[begin Records for this task]

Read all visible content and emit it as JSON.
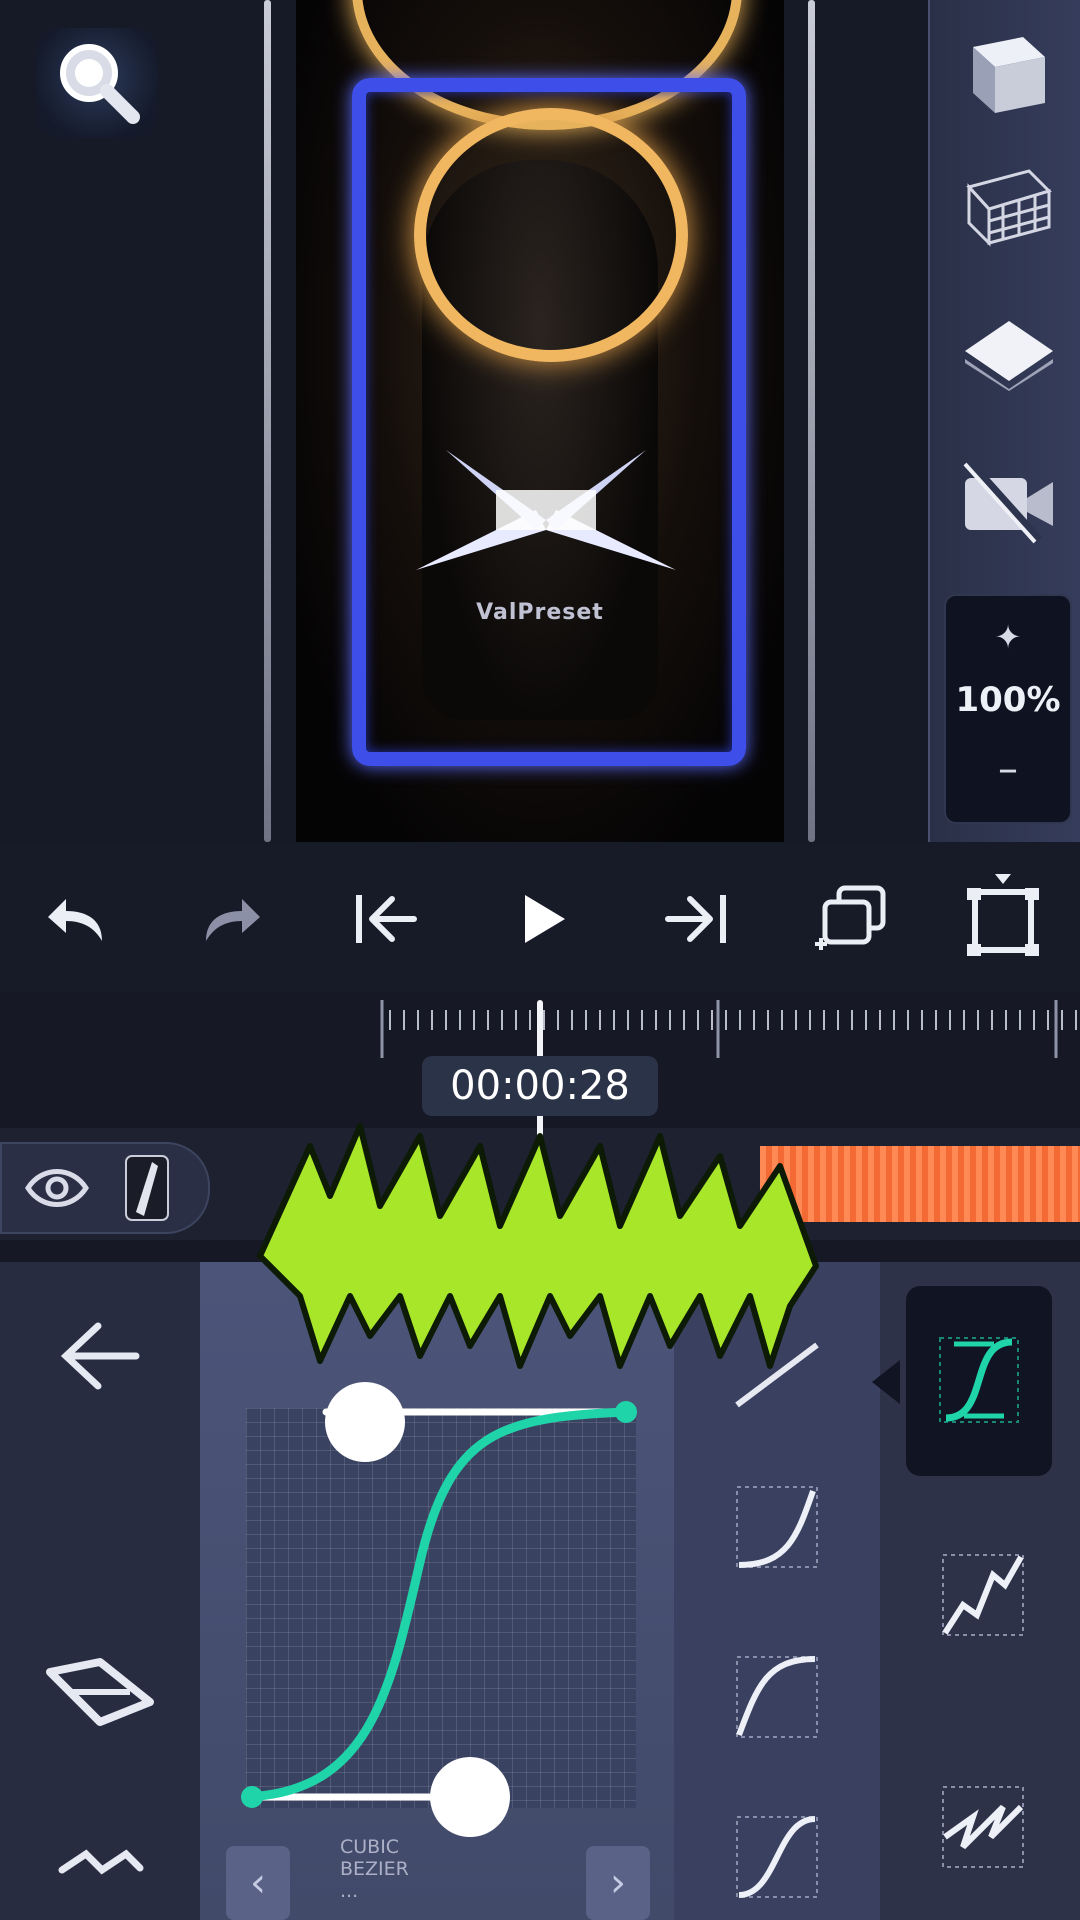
{
  "preview": {
    "watermark": "ValPreset"
  },
  "right_panel": {
    "tools": [
      {
        "icon": "3d-cube-icon"
      },
      {
        "icon": "grid-icon"
      },
      {
        "icon": "layer-icon"
      },
      {
        "icon": "no-camera-icon"
      }
    ],
    "opacity": {
      "value": "100%",
      "star_icon": "sparkle-icon",
      "minus_icon": "minus-icon"
    }
  },
  "playback": {
    "buttons": [
      "undo-icon",
      "redo-icon",
      "skip-start-icon",
      "play-icon",
      "skip-end-icon",
      "copy-icon",
      "crop-icon"
    ]
  },
  "timeline": {
    "current_time": "00:00:28",
    "clip_color": "#f47540"
  },
  "graph": {
    "curve_color": "#1fd4a8",
    "label_lines": [
      "CUBIC",
      "BEZIER",
      "..."
    ]
  },
  "overlay": {
    "logo_color": "#a8e62a",
    "brand": "ValPreset"
  },
  "colors": {
    "accent": "#1fd4a8",
    "frame_border": "#3d4fe8",
    "halo": "#e7b25c"
  }
}
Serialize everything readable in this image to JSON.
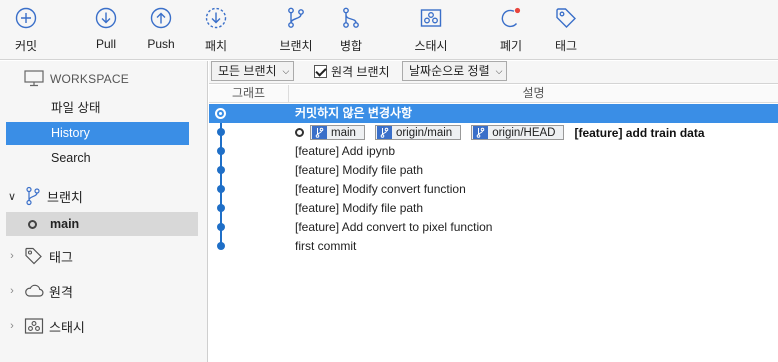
{
  "toolbar": {
    "commit": "커밋",
    "pull": "Pull",
    "push": "Push",
    "fetch": "패치",
    "branch": "브랜치",
    "merge": "병합",
    "stash": "스태시",
    "discard": "폐기",
    "tag": "태그"
  },
  "sidebar": {
    "workspace_header": "WORKSPACE",
    "items": [
      {
        "label": "파일 상태"
      },
      {
        "label": "History"
      },
      {
        "label": "Search"
      }
    ],
    "groups": {
      "branches": "브랜치",
      "tags": "태그",
      "remotes": "원격",
      "stashes": "스태시"
    },
    "current_branch": "main"
  },
  "filterbar": {
    "branch_filter": "모든 브랜치",
    "remote_branches_label": "원격 브랜치",
    "remote_branches_checked": true,
    "sort": "날짜순으로 정렬"
  },
  "columns": {
    "graph": "그래프",
    "description": "설명"
  },
  "commits": [
    {
      "message": "커밋하지 않은 변경사항",
      "selected": true
    },
    {
      "message": "[feature] add train data",
      "refs": [
        "main",
        "origin/main",
        "origin/HEAD"
      ]
    },
    {
      "message": "[feature] Add ipynb"
    },
    {
      "message": "[feature] Modify file path"
    },
    {
      "message": "[feature] Modify convert function"
    },
    {
      "message": "[feature] Modify file path"
    },
    {
      "message": "[feature] Add convert to pixel function"
    },
    {
      "message": "first commit"
    }
  ],
  "colors": {
    "accent": "#3a8ee6",
    "graph": "#1f6fc7",
    "discard_badge": "#e8453c"
  }
}
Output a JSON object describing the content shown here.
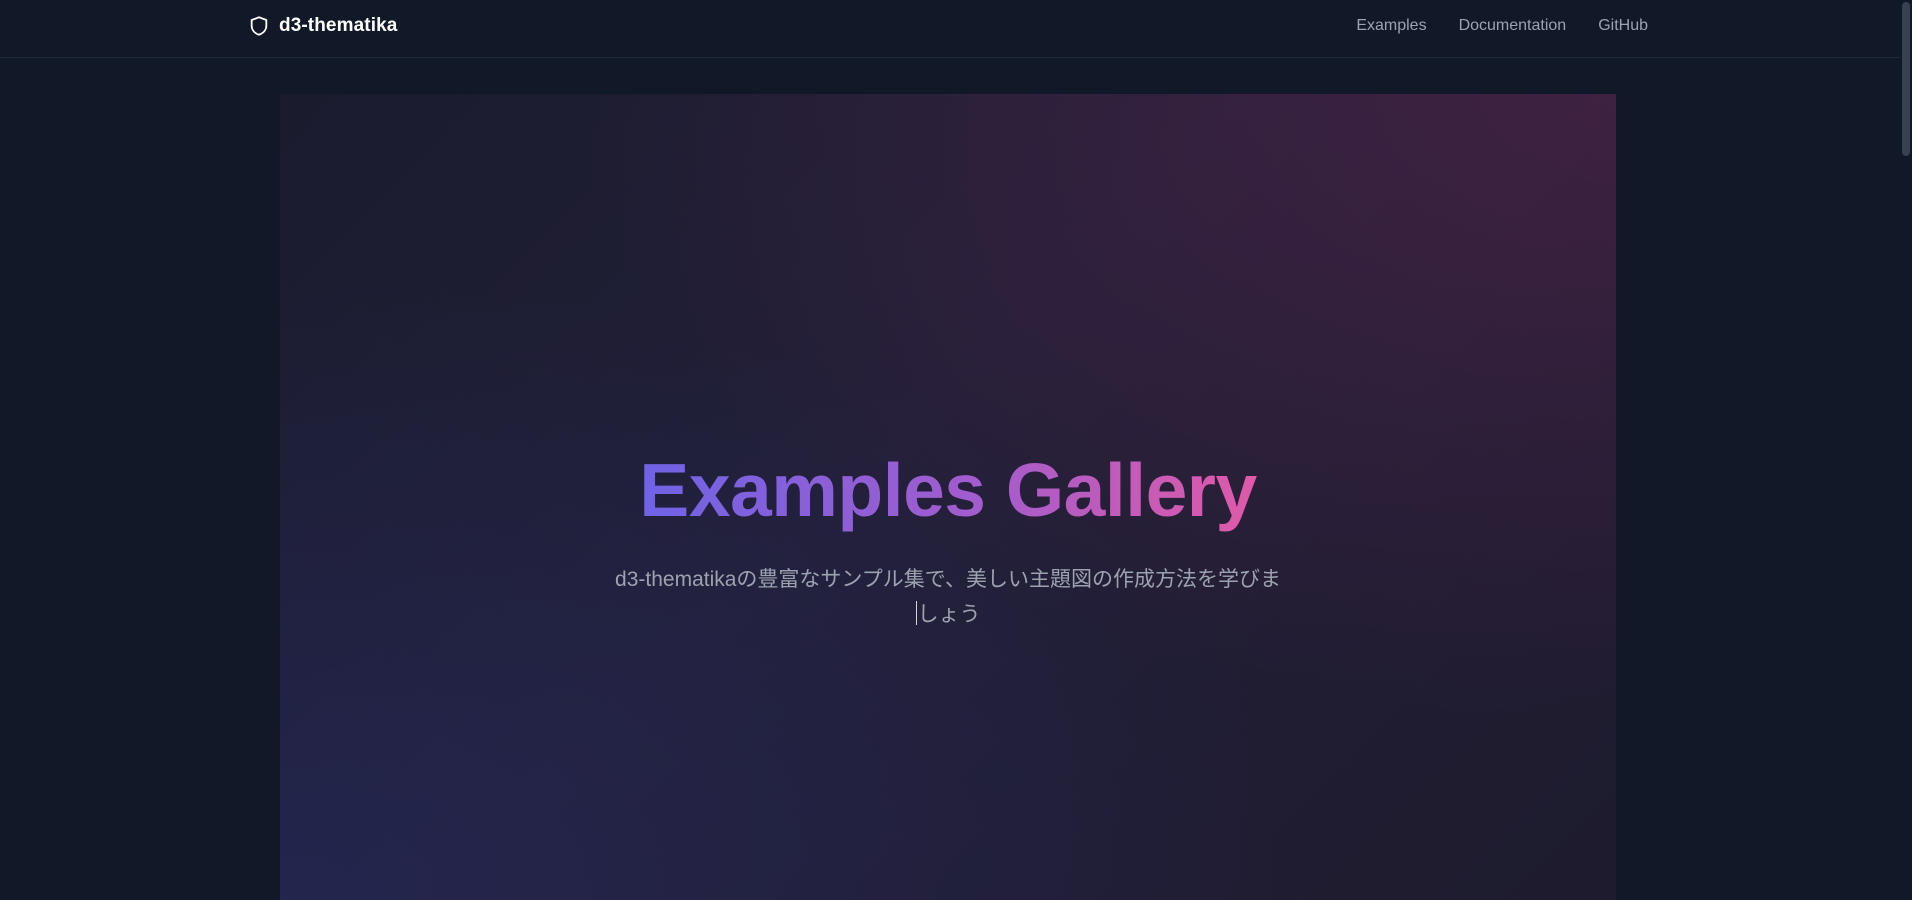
{
  "header": {
    "brand_name": "d3-thematika",
    "brand_icon": "shield-icon",
    "nav": [
      {
        "label": "Examples"
      },
      {
        "label": "Documentation"
      },
      {
        "label": "GitHub"
      }
    ]
  },
  "hero": {
    "title": "Examples Gallery",
    "subtitle_line1": "d3-thematikaの豊富なサンプル集で、美しい主題図の作成方法を学びま",
    "subtitle_line2": "しょう",
    "title_gradient": [
      "#6f63e6",
      "#a35ccd",
      "#e05aa8"
    ]
  },
  "colors": {
    "background": "#111827",
    "nav_text": "#9ca3af",
    "brand_text": "#ffffff"
  }
}
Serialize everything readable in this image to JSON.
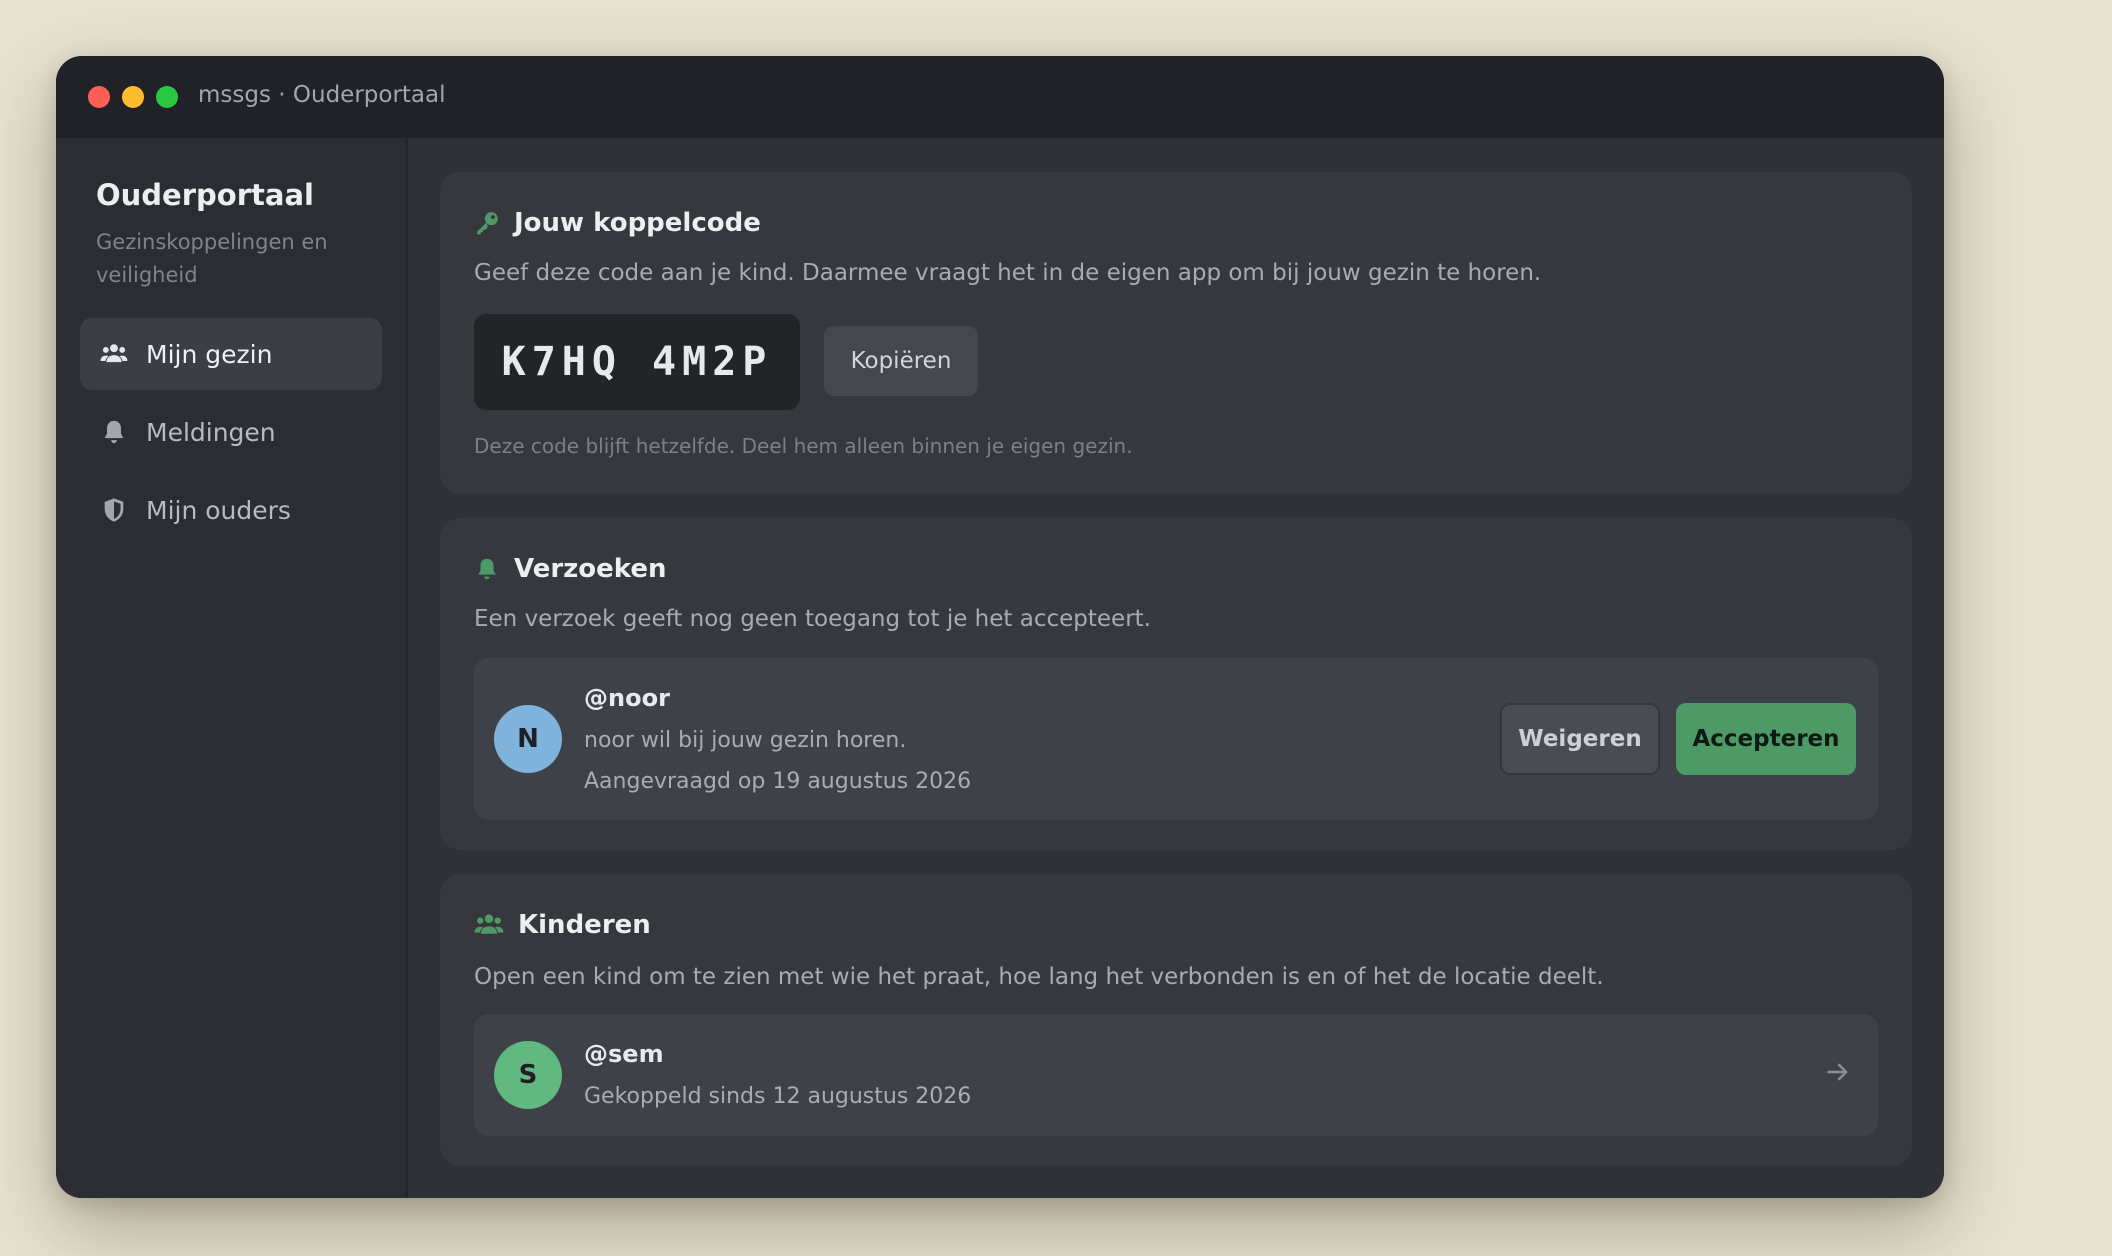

[end Records for this task]

From the entries above, output every line exactly and omit any image.

Read all visible content and emit it as JSON.
{
  "preview": {
    "watermark": "ValPreset"
  },
  "right_panel": {
    "tools": [
      {
        "icon": "3d-cube-icon"
      },
      {
        "icon": "grid-icon"
      },
      {
        "icon": "layer-icon"
      },
      {
        "icon": "no-camera-icon"
      }
    ],
    "opacity": {
      "value": "100%",
      "star_icon": "sparkle-icon",
      "minus_icon": "minus-icon"
    }
  },
  "playback": {
    "buttons": [
      "undo-icon",
      "redo-icon",
      "skip-start-icon",
      "play-icon",
      "skip-end-icon",
      "copy-icon",
      "crop-icon"
    ]
  },
  "timeline": {
    "current_time": "00:00:28",
    "clip_color": "#f47540"
  },
  "graph": {
    "curve_color": "#1fd4a8",
    "label_lines": [
      "CUBIC",
      "BEZIER",
      "..."
    ]
  },
  "overlay": {
    "logo_color": "#a8e62a",
    "brand": "ValPreset"
  },
  "colors": {
    "accent": "#1fd4a8",
    "frame_border": "#3d4fe8",
    "halo": "#e7b25c"
  }
}
Serialize everything readable in this image to JSON.
{
  "toolbar": {
    "commit": "커밋",
    "pull": "Pull",
    "push": "Push",
    "fetch": "패치",
    "branch": "브랜치",
    "merge": "병합",
    "stash": "스태시",
    "discard": "폐기",
    "tag": "태그"
  },
  "sidebar": {
    "workspace_header": "WORKSPACE",
    "items": [
      {
        "label": "파일 상태"
      },
      {
        "label": "History"
      },
      {
        "label": "Search"
      }
    ],
    "groups": {
      "branches": "브랜치",
      "tags": "태그",
      "remotes": "원격",
      "stashes": "스태시"
    },
    "current_branch": "main"
  },
  "filterbar": {
    "branch_filter": "모든 브랜치",
    "remote_branches_label": "원격 브랜치",
    "remote_branches_checked": true,
    "sort": "날짜순으로 정렬"
  },
  "columns": {
    "graph": "그래프",
    "description": "설명"
  },
  "commits": [
    {
      "message": "커밋하지 않은 변경사항",
      "selected": true
    },
    {
      "message": "[feature] add train data",
      "refs": [
        "main",
        "origin/main",
        "origin/HEAD"
      ]
    },
    {
      "message": "[feature] Add ipynb"
    },
    {
      "message": "[feature] Modify file path"
    },
    {
      "message": "[feature] Modify convert function"
    },
    {
      "message": "[feature] Modify file path"
    },
    {
      "message": "[feature] Add convert to pixel function"
    },
    {
      "message": "first commit"
    }
  ],
  "colors": {
    "accent": "#3a8ee6",
    "graph": "#1f6fc7",
    "discard_badge": "#e8453c"
  }
}
Output a JSON object describing the content shown here.
{
  "header": {
    "brand_name": "d3-thematika",
    "brand_icon": "shield-icon",
    "nav": [
      {
        "label": "Examples"
      },
      {
        "label": "Documentation"
      },
      {
        "label": "GitHub"
      }
    ]
  },
  "hero": {
    "title": "Examples Gallery",
    "subtitle_line1": "d3-thematikaの豊富なサンプル集で、美しい主題図の作成方法を学びま",
    "subtitle_line2": "しょう",
    "title_gradient": [
      "#6f63e6",
      "#a35ccd",
      "#e05aa8"
    ]
  },
  "colors": {
    "background": "#111827",
    "nav_text": "#9ca3af",
    "brand_text": "#ffffff"
  }
}
Serialize everything readable in this image to JSON.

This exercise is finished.